Dataset rows about figures
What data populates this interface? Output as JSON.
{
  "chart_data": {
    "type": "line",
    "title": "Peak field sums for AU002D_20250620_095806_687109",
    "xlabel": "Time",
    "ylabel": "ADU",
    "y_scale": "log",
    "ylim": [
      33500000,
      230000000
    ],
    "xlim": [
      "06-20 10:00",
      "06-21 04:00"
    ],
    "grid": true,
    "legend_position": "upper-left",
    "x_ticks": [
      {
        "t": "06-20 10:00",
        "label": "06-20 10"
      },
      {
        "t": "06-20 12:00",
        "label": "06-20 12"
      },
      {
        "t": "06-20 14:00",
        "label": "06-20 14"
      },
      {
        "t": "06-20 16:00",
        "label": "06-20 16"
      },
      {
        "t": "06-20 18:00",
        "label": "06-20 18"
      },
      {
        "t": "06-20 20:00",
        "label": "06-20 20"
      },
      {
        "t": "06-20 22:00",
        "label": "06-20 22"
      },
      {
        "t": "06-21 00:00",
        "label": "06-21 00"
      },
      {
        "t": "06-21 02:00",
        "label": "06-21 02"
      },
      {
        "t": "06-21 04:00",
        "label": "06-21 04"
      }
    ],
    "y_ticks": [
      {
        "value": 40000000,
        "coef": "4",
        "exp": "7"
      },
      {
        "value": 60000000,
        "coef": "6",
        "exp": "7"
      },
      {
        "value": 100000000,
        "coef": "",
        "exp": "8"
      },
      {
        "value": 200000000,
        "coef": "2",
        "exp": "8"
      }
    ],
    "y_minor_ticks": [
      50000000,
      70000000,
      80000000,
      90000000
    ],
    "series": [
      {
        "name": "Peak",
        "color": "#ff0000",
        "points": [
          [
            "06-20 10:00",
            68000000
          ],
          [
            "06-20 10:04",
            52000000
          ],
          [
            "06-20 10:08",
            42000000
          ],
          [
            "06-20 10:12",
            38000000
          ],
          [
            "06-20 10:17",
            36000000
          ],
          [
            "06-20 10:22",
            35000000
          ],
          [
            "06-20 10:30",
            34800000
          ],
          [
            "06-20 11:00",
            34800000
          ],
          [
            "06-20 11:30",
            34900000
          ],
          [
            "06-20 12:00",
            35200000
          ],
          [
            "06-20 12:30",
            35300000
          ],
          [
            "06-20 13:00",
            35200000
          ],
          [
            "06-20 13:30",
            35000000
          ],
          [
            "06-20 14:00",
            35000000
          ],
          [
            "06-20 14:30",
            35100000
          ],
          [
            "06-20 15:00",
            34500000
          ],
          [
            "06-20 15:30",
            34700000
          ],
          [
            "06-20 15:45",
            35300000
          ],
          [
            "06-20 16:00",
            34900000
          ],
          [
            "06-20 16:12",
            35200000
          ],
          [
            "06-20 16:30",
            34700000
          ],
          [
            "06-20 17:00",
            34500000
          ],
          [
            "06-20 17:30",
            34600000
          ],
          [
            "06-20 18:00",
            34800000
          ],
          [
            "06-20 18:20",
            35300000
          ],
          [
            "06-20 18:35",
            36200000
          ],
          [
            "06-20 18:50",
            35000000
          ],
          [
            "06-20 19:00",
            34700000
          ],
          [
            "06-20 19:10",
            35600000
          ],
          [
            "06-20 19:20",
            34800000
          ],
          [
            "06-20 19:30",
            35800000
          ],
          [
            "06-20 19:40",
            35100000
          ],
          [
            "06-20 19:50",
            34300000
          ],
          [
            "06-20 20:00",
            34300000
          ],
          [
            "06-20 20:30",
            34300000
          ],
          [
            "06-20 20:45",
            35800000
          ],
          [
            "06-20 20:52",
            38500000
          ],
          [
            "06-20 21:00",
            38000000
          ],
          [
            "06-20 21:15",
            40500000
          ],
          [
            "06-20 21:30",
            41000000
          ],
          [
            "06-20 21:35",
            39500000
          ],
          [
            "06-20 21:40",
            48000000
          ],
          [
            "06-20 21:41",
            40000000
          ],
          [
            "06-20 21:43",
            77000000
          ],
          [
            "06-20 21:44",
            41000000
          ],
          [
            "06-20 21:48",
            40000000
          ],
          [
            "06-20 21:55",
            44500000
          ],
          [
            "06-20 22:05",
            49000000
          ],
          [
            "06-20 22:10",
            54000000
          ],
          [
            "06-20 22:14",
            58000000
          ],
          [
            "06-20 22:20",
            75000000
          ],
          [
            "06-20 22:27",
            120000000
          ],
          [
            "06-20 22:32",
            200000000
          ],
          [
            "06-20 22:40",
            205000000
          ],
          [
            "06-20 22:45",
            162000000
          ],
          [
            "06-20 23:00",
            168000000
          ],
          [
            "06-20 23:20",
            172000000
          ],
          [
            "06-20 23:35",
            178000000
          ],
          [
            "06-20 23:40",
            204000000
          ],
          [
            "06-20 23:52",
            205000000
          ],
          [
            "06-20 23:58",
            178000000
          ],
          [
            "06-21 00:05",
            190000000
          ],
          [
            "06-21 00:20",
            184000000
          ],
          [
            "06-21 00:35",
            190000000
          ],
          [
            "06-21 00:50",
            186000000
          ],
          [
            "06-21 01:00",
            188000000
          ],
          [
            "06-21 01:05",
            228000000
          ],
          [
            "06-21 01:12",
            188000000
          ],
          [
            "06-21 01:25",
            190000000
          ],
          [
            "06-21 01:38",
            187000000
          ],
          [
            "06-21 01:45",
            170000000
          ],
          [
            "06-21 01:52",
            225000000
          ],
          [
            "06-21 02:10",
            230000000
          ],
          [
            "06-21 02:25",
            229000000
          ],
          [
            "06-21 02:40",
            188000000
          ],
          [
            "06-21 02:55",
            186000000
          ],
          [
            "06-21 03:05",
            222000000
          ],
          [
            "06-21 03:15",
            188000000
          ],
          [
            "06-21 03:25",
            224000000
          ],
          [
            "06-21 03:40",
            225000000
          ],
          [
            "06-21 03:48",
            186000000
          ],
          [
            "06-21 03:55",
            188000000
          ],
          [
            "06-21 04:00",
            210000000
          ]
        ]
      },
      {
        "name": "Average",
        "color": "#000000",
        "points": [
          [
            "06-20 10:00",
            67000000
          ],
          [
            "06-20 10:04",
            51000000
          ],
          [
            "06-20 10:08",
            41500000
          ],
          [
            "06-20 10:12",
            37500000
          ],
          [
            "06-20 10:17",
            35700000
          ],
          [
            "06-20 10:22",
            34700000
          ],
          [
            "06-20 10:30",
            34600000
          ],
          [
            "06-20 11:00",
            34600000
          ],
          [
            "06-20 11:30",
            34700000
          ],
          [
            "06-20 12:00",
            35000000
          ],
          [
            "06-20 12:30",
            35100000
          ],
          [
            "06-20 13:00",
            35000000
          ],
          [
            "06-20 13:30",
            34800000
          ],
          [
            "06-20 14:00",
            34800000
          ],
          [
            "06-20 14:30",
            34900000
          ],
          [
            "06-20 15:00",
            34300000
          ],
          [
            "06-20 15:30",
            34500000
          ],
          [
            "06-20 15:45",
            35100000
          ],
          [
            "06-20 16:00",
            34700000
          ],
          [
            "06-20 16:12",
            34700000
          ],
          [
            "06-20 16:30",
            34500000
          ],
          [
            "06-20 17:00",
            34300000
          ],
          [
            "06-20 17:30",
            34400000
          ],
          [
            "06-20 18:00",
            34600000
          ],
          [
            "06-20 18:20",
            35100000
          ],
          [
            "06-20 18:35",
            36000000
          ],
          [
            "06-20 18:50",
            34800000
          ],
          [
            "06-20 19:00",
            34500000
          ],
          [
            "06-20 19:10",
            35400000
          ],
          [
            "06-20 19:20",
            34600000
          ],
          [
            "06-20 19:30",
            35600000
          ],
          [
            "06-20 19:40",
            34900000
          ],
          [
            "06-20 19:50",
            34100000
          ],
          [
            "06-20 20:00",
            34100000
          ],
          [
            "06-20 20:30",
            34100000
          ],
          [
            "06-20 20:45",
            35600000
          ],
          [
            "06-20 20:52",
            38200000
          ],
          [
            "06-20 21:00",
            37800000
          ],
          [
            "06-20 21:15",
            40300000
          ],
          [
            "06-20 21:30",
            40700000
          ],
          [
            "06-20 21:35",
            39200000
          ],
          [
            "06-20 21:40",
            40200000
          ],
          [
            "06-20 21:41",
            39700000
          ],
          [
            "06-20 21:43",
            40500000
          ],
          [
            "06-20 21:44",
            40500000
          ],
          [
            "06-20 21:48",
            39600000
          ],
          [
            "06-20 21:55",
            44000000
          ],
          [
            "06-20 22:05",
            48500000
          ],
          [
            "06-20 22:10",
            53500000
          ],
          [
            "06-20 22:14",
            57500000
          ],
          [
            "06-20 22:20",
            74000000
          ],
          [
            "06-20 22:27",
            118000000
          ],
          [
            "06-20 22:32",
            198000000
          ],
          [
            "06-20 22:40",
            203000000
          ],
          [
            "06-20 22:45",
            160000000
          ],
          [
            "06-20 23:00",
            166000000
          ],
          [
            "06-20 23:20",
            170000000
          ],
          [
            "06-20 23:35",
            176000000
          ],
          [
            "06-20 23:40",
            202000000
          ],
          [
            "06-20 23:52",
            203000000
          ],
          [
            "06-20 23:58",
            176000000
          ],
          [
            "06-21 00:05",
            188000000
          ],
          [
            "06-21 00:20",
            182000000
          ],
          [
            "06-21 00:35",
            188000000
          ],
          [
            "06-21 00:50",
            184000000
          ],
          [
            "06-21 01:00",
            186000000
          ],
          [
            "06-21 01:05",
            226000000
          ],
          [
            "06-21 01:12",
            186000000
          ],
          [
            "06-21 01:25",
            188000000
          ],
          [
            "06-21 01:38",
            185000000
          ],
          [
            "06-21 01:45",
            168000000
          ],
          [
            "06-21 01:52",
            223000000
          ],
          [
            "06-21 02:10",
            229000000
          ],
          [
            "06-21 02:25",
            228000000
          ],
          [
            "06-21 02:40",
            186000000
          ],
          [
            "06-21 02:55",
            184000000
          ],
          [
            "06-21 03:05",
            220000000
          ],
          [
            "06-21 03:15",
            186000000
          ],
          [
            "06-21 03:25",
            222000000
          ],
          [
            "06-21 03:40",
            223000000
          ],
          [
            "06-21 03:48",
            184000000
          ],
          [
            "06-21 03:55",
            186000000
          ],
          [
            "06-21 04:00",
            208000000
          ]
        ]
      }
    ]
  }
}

* **AIM**: Where a line in the entries holds the word "Peak", copy that line.

* **RESPONSE TO THIS EXERCISE**:
    "title": "Peak field sums for AU002D_20250620_095806_687109",
        "name": "Peak",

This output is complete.